■ Goal of the exercise
Locate the string "text" throughout the material and copy every line in which it occurs.

*** Dataset rows ***

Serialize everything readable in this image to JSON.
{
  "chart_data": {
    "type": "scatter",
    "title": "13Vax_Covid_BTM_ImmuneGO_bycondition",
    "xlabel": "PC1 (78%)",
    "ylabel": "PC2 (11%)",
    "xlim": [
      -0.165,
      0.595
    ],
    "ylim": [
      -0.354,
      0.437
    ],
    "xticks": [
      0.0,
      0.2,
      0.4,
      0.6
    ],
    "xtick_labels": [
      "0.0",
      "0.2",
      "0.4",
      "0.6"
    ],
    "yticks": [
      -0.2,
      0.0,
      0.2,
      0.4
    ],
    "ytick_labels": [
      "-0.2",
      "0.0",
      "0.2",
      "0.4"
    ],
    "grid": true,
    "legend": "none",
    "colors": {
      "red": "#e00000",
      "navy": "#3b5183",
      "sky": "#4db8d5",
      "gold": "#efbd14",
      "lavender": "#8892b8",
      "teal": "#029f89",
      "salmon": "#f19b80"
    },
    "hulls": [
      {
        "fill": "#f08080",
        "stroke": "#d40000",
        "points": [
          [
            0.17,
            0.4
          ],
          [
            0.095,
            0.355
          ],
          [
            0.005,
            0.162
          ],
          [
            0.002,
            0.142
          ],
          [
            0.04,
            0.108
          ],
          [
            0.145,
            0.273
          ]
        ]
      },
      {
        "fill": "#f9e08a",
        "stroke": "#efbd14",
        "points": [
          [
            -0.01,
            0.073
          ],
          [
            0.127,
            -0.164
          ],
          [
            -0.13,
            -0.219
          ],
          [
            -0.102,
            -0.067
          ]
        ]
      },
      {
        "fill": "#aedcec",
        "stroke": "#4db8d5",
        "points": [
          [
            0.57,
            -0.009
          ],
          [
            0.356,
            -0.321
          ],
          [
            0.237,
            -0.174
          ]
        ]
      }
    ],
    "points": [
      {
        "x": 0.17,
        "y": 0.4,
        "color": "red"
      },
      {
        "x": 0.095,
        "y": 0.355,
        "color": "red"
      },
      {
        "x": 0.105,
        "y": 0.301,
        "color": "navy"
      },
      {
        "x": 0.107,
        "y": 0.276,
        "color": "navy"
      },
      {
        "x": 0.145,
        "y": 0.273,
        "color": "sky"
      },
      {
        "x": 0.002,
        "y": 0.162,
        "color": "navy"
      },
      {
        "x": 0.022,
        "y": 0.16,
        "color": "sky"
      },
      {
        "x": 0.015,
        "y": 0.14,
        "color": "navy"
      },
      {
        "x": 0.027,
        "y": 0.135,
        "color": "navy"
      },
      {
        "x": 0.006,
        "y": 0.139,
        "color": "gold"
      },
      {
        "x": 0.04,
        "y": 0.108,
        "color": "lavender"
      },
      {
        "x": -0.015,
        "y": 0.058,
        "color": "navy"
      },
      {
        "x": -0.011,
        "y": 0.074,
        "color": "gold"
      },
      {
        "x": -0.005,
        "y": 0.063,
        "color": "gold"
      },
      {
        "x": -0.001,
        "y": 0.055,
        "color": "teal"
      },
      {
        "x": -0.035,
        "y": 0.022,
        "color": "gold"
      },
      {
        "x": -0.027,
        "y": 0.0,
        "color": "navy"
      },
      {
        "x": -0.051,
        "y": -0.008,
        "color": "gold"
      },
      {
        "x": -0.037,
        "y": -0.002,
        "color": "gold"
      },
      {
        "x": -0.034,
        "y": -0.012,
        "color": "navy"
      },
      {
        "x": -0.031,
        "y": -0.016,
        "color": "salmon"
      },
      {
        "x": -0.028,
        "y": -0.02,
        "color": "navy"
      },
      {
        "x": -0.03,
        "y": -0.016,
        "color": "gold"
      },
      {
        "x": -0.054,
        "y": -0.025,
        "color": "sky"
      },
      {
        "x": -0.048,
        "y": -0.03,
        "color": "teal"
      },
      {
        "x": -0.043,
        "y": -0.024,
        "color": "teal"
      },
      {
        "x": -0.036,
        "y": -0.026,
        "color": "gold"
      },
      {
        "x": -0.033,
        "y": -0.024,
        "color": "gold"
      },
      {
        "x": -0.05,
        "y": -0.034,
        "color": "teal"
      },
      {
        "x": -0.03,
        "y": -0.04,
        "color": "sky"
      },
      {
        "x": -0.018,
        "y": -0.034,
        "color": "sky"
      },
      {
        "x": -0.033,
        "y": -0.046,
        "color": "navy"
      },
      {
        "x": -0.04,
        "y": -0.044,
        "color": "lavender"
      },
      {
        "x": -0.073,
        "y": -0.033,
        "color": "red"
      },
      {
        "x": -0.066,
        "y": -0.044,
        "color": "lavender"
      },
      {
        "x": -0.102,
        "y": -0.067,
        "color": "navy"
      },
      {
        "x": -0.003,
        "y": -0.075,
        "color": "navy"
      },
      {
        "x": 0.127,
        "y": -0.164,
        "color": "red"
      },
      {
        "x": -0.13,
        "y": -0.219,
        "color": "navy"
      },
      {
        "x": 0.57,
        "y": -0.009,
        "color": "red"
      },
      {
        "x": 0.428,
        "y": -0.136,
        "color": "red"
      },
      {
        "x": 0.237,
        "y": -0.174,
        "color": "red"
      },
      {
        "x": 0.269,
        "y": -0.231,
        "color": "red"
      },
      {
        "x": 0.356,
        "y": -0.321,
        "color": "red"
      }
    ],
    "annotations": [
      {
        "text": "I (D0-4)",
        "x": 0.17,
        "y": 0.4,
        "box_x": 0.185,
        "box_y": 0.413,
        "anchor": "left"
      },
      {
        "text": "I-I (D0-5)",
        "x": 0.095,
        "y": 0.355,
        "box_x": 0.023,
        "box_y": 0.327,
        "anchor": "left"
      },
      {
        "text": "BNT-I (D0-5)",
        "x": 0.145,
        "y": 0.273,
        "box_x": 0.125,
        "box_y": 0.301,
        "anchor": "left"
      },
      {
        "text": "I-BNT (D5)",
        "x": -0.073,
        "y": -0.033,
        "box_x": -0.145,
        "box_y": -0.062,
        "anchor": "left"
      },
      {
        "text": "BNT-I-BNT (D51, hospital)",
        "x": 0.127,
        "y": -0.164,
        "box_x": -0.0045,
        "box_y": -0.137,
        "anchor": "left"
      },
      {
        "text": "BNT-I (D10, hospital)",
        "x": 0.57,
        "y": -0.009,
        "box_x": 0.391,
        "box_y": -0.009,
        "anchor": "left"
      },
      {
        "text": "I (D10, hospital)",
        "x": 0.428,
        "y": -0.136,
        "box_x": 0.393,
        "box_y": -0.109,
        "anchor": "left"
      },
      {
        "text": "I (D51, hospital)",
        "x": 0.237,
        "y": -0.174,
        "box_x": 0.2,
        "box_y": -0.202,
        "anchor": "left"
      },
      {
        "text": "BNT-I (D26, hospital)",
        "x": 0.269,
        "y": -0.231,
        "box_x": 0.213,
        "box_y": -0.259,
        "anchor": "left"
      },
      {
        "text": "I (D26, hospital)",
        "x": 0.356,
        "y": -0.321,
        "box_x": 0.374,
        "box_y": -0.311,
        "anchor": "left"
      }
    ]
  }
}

***

■ Solution for this task
        "text": "I (D0-4)",
        "text": "I-I (D0-5)",
        "text": "BNT-I (D0-5)",
        "text": "I-BNT (D5)",
        "text": "BNT-I-BNT (D51, hospital)",
        "text": "BNT-I (D10, hospital)",
        "text": "I (D10, hospital)",
        "text": "I (D51, hospital)",
        "text": "BNT-I (D26, hospital)",
        "text": "I (D26, hospital)",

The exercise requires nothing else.